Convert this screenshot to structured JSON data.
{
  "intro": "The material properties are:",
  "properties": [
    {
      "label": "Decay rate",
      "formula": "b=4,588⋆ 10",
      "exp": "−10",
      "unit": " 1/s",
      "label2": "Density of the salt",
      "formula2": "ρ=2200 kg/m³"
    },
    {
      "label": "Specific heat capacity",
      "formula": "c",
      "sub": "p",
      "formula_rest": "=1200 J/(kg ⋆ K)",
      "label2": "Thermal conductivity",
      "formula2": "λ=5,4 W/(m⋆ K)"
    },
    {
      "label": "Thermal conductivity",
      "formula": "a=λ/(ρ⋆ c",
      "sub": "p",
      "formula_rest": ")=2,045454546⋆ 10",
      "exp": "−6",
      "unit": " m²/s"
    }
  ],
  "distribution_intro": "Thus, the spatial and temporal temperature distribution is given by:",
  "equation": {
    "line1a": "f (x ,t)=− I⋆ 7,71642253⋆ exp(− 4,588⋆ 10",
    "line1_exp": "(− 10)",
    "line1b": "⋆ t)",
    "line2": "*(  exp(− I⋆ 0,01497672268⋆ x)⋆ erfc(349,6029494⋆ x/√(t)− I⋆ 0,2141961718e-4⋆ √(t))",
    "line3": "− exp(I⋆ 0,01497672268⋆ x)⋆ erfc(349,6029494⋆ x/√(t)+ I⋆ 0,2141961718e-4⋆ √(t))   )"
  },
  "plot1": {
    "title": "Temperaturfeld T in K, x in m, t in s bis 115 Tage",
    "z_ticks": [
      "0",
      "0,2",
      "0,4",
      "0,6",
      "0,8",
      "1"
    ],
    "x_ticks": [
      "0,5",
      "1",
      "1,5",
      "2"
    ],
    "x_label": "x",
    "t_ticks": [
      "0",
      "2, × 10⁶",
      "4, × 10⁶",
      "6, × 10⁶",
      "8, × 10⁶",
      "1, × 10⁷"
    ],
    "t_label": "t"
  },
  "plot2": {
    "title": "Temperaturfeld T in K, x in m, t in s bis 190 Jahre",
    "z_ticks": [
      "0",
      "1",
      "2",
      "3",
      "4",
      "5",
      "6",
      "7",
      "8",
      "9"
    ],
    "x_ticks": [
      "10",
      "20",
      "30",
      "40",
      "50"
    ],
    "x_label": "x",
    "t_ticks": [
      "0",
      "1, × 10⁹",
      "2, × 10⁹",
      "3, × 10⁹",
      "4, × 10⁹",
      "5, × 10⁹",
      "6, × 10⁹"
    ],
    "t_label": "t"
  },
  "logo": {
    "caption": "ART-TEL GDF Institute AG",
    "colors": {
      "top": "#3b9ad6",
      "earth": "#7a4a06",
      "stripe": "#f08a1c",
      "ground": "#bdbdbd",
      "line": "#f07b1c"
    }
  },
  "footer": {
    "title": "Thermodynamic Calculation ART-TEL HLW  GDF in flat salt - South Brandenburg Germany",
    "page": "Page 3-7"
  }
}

» Work to complete
Tell how many lines in the records above contain "erfc", giving the number and no other words.

» Solution for this exercise
2